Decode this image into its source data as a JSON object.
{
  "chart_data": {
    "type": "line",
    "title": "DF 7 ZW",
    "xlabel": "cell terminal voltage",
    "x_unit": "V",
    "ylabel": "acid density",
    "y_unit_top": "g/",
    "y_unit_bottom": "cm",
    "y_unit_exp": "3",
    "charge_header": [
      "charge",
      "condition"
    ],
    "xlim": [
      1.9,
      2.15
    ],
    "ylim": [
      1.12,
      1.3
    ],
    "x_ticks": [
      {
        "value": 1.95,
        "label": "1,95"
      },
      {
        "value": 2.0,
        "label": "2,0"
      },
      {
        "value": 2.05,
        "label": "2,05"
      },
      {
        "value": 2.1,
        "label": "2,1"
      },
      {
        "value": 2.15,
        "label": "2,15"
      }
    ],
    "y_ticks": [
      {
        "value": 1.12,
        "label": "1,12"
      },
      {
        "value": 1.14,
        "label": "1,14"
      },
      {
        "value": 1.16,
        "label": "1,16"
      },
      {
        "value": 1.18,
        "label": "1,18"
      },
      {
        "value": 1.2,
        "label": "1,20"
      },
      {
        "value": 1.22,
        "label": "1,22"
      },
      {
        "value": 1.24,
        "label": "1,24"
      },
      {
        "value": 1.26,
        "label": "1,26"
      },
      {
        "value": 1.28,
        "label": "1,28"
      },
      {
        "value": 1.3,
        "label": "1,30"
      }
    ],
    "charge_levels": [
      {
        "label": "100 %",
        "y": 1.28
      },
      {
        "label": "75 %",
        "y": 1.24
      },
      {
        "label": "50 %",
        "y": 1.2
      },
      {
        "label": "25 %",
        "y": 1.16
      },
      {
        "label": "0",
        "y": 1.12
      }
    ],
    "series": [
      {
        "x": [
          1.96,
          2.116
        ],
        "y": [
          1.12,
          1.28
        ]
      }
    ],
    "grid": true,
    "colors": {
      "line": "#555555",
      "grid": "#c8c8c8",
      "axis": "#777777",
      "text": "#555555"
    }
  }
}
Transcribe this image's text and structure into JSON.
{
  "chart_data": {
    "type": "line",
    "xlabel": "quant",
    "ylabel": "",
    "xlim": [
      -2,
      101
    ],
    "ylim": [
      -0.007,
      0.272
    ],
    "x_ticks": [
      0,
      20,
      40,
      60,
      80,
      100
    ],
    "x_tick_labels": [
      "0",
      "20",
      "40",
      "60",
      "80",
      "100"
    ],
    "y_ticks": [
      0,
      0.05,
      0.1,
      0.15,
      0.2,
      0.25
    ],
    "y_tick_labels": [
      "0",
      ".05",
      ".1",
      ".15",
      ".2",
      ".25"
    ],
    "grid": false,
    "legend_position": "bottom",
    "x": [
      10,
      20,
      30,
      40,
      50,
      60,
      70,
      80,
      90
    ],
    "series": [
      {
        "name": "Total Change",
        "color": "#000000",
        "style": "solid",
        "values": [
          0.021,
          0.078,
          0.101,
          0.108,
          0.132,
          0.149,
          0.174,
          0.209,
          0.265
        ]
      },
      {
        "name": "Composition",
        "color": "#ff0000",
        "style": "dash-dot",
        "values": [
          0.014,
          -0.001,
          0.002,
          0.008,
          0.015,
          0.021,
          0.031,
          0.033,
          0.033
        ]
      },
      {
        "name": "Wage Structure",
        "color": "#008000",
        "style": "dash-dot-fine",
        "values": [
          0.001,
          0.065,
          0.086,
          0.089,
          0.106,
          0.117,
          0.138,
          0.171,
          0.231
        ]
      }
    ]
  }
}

### THE EXERCISE
Provide the count, and nothing else, of lines in the data above where the word "into" occurs.

### REPLY
2